Data provided:
* * * * * * *
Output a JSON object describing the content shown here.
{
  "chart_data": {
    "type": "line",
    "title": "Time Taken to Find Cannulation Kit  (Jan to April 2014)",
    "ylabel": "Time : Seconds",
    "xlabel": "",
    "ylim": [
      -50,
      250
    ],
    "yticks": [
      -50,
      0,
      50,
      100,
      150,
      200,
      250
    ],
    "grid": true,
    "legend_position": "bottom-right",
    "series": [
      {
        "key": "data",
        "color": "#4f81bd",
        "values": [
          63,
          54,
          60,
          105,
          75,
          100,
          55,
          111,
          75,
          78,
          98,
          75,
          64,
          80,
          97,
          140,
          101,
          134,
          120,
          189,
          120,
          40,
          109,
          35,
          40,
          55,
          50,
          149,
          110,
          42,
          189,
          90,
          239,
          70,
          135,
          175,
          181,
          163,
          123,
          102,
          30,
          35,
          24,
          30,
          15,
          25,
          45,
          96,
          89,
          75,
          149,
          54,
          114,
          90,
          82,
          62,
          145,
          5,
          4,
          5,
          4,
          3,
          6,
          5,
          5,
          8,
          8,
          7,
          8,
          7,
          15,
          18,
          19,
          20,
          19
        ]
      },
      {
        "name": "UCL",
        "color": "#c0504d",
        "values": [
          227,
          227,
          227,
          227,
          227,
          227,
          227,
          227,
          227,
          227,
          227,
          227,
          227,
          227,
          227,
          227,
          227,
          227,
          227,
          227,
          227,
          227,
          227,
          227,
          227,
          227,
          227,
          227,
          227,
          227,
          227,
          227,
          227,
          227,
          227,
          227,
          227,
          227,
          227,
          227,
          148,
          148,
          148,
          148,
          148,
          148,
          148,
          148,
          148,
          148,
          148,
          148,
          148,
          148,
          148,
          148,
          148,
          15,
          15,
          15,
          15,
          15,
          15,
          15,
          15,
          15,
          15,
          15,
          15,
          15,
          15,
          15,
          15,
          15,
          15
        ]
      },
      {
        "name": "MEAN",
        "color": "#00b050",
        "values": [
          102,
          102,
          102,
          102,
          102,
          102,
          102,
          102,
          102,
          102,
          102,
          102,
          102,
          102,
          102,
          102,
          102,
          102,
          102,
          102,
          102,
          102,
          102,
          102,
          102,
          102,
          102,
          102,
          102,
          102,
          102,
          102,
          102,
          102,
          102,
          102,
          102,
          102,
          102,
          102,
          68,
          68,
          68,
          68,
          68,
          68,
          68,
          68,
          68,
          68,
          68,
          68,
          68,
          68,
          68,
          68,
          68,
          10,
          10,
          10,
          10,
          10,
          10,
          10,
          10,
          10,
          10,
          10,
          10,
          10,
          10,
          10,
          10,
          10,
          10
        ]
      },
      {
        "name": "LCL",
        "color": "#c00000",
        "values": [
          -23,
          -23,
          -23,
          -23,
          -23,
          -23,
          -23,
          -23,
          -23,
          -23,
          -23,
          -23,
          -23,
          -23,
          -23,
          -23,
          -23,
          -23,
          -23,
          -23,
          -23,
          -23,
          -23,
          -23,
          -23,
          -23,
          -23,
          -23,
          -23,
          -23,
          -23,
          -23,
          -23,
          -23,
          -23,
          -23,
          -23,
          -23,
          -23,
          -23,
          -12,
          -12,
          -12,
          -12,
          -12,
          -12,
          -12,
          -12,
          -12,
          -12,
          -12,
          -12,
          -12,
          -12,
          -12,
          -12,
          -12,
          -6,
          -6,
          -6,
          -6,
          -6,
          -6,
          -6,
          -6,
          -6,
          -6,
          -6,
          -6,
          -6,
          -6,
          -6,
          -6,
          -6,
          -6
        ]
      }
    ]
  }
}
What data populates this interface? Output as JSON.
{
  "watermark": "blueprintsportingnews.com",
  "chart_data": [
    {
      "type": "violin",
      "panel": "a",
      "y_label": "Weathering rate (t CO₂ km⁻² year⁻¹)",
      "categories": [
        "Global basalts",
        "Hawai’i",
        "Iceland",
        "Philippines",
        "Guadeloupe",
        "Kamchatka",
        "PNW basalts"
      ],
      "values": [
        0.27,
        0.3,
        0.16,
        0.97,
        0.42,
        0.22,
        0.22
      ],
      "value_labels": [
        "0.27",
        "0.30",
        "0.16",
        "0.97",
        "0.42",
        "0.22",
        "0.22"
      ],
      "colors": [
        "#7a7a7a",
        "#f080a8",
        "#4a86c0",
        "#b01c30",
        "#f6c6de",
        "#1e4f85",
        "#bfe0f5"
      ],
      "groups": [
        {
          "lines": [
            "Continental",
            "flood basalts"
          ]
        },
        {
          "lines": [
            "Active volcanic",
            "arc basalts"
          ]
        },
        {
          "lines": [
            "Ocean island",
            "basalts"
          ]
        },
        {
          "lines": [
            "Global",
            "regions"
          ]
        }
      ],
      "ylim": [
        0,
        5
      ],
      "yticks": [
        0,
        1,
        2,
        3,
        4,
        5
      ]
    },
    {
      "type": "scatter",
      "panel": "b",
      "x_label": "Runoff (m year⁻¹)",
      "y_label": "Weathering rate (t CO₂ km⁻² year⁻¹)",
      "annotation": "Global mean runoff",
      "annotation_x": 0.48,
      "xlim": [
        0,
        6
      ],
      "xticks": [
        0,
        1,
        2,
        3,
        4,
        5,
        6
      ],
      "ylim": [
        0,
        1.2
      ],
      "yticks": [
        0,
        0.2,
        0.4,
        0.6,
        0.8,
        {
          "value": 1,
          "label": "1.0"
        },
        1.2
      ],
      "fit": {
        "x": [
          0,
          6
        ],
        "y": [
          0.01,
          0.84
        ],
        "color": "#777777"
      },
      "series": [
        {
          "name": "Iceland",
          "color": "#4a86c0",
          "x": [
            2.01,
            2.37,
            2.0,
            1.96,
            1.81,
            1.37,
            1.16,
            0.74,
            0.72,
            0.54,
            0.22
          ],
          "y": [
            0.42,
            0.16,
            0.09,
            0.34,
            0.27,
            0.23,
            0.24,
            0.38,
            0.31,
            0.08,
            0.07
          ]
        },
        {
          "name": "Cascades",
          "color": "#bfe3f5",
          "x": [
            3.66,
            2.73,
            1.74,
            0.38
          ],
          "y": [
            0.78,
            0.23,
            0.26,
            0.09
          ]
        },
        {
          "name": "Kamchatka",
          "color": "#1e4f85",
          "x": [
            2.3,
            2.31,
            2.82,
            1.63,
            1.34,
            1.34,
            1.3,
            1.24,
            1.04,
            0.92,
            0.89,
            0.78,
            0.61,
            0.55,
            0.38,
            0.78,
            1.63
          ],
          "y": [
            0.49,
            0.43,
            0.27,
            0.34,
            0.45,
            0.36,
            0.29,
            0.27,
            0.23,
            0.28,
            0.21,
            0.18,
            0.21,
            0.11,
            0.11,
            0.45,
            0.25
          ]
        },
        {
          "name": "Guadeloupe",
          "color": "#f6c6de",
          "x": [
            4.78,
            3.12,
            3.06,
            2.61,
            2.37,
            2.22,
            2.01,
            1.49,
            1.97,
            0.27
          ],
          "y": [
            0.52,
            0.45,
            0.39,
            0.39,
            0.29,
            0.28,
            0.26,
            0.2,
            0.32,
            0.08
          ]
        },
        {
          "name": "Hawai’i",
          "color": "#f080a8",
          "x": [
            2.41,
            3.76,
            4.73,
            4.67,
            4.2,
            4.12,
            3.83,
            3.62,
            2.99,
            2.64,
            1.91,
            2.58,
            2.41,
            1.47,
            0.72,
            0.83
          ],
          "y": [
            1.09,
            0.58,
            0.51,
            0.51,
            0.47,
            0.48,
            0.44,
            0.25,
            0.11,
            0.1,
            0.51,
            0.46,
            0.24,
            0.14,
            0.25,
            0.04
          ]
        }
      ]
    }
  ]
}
* * * * * * *
Challenge:
Return the listing above in its exact form.

Exercise output:
Output a JSON object describing the content shown here.
{
  "chart_data": {
    "type": "line",
    "title": "Time Taken to Find Cannulation Kit  (Jan to April 2014)",
    "ylabel": "Time : Seconds",
    "xlabel": "",
    "ylim": [
      -50,
      250
    ],
    "yticks": [
      -50,
      0,
      50,
      100,
      150,
      200,
      250
    ],
    "grid": true,
    "legend_position": "bottom-right",
    "series": [
      {
        "key": "data",
        "color": "#4f81bd",
        "values": [
          63,
          54,
          60,
          105,
          75,
          100,
          55,
          111,
          75,
          78,
          98,
          75,
          64,
          80,
          97,
          140,
          101,
          134,
          120,
          189,
          120,
          40,
          109,
          35,
          40,
          55,
          50,
          149,
          110,
          42,
          189,
          90,
          239,
          70,
          135,
          175,
          181,
          163,
          123,
          102,
          30,
          35,
          24,
          30,
          15,
          25,
          45,
          96,
          89,
          75,
          149,
          54,
          114,
          90,
          82,
          62,
          145,
          5,
          4,
          5,
          4,
          3,
          6,
          5,
          5,
          8,
          8,
          7,
          8,
          7,
          15,
          18,
          19,
          20,
          19
        ]
      },
      {
        "name": "UCL",
        "color": "#c0504d",
        "values": [
          227,
          227,
          227,
          227,
          227,
          227,
          227,
          227,
          227,
          227,
          227,
          227,
          227,
          227,
          227,
          227,
          227,
          227,
          227,
          227,
          227,
          227,
          227,
          227,
          227,
          227,
          227,
          227,
          227,
          227,
          227,
          227,
          227,
          227,
          227,
          227,
          227,
          227,
          227,
          227,
          148,
          148,
          148,
          148,
          148,
          148,
          148,
          148,
          148,
          148,
          148,
          148,
          148,
          148,
          148,
          148,
          148,
          15,
          15,
          15,
          15,
          15,
          15,
          15,
          15,
          15,
          15,
          15,
          15,
          15,
          15,
          15,
          15,
          15,
          15
        ]
      },
      {
        "name": "MEAN",
        "color": "#00b050",
        "values": [
          102,
          102,
          102,
          102,
          102,
          102,
          102,
          102,
          102,
          102,
          102,
          102,
          102,
          102,
          102,
          102,
          102,
          102,
          102,
          102,
          102,
          102,
          102,
          102,
          102,
          102,
          102,
          102,
          102,
          102,
          102,
          102,
          102,
          102,
          102,
          102,
          102,
          102,
          102,
          102,
          68,
          68,
          68,
          68,
          68,
          68,
          68,
          68,
          68,
          68,
          68,
          68,
          68,
          68,
          68,
          68,
          68,
          10,
          10,
          10,
          10,
          10,
          10,
          10,
          10,
          10,
          10,
          10,
          10,
          10,
          10,
          10,
          10,
          10,
          10
        ]
      },
      {
        "name": "LCL",
        "color": "#c00000",
        "values": [
          -23,
          -23,
          -23,
          -23,
          -23,
          -23,
          -23,
          -23,
          -23,
          -23,
          -23,
          -23,
          -23,
          -23,
          -23,
          -23,
          -23,
          -23,
          -23,
          -23,
          -23,
          -23,
          -23,
          -23,
          -23,
          -23,
          -23,
          -23,
          -23,
          -23,
          -23,
          -23,
          -23,
          -23,
          -23,
          -23,
          -23,
          -23,
          -23,
          -23,
          -12,
          -12,
          -12,
          -12,
          -12,
          -12,
          -12,
          -12,
          -12,
          -12,
          -12,
          -12,
          -12,
          -12,
          -12,
          -12,
          -12,
          -6,
          -6,
          -6,
          -6,
          -6,
          -6,
          -6,
          -6,
          -6,
          -6,
          -6,
          -6,
          -6,
          -6,
          -6,
          -6,
          -6,
          -6
        ]
      }
    ]
  }
}
What data populates this interface? Output as JSON.
{
  "watermark": "blueprintsportingnews.com",
  "chart_data": [
    {
      "type": "violin",
      "panel": "a",
      "y_label": "Weathering rate (t CO₂ km⁻² year⁻¹)",
      "categories": [
        "Global basalts",
        "Hawai’i",
        "Iceland",
        "Philippines",
        "Guadeloupe",
        "Kamchatka",
        "PNW basalts"
      ],
      "values": [
        0.27,
        0.3,
        0.16,
        0.97,
        0.42,
        0.22,
        0.22
      ],
      "value_labels": [
        "0.27",
        "0.30",
        "0.16",
        "0.97",
        "0.42",
        "0.22",
        "0.22"
      ],
      "colors": [
        "#7a7a7a",
        "#f080a8",
        "#4a86c0",
        "#b01c30",
        "#f6c6de",
        "#1e4f85",
        "#bfe0f5"
      ],
      "groups": [
        {
          "lines": [
            "Continental",
            "flood basalts"
          ]
        },
        {
          "lines": [
            "Active volcanic",
            "arc basalts"
          ]
        },
        {
          "lines": [
            "Ocean island",
            "basalts"
          ]
        },
        {
          "lines": [
            "Global",
            "regions"
          ]
        }
      ],
      "ylim": [
        0,
        5
      ],
      "yticks": [
        0,
        1,
        2,
        3,
        4,
        5
      ]
    },
    {
      "type": "scatter",
      "panel": "b",
      "x_label": "Runoff (m year⁻¹)",
      "y_label": "Weathering rate (t CO₂ km⁻² year⁻¹)",
      "annotation": "Global mean runoff",
      "annotation_x": 0.48,
      "xlim": [
        0,
        6
      ],
      "xticks": [
        0,
        1,
        2,
        3,
        4,
        5,
        6
      ],
      "ylim": [
        0,
        1.2
      ],
      "yticks": [
        0,
        0.2,
        0.4,
        0.6,
        0.8,
        {
          "value": 1,
          "label": "1.0"
        },
        1.2
      ],
      "fit": {
        "x": [
          0,
          6
        ],
        "y": [
          0.01,
          0.84
        ],
        "color": "#777777"
      },
      "series": [
        {
          "name": "Iceland",
          "color": "#4a86c0",
          "x": [
            2.01,
            2.37,
            2.0,
            1.96,
            1.81,
            1.37,
            1.16,
            0.74,
            0.72,
            0.54,
            0.22
          ],
          "y": [
            0.42,
            0.16,
            0.09,
            0.34,
            0.27,
            0.23,
            0.24,
            0.38,
            0.31,
            0.08,
            0.07
          ]
        },
        {
          "name": "Cascades",
          "color": "#bfe3f5",
          "x": [
            3.66,
            2.73,
            1.74,
            0.38
          ],
          "y": [
            0.78,
            0.23,
            0.26,
            0.09
          ]
        },
        {
          "name": "Kamchatka",
          "color": "#1e4f85",
          "x": [
            2.3,
            2.31,
            2.82,
            1.63,
            1.34,
            1.34,
            1.3,
            1.24,
            1.04,
            0.92,
            0.89,
            0.78,
            0.61,
            0.55,
            0.38,
            0.78,
            1.63
          ],
          "y": [
            0.49,
            0.43,
            0.27,
            0.34,
            0.45,
            0.36,
            0.29,
            0.27,
            0.23,
            0.28,
            0.21,
            0.18,
            0.21,
            0.11,
            0.11,
            0.45,
            0.25
          ]
        },
        {
          "name": "Guadeloupe",
          "color": "#f6c6de",
          "x": [
            4.78,
            3.12,
            3.06,
            2.61,
            2.37,
            2.22,
            2.01,
            1.49,
            1.97,
            0.27
          ],
          "y": [
            0.52,
            0.45,
            0.39,
            0.39,
            0.29,
            0.28,
            0.26,
            0.2,
            0.32,
            0.08
          ]
        },
        {
          "name": "Hawai’i",
          "color": "#f080a8",
          "x": [
            2.41,
            3.76,
            4.73,
            4.67,
            4.2,
            4.12,
            3.83,
            3.62,
            2.99,
            2.64,
            1.91,
            2.58,
            2.41,
            1.47,
            0.72,
            0.83
          ],
          "y": [
            1.09,
            0.58,
            0.51,
            0.51,
            0.47,
            0.48,
            0.44,
            0.25,
            0.11,
            0.1,
            0.51,
            0.46,
            0.24,
            0.14,
            0.25,
            0.04
          ]
        }
      ]
    }
  ]
}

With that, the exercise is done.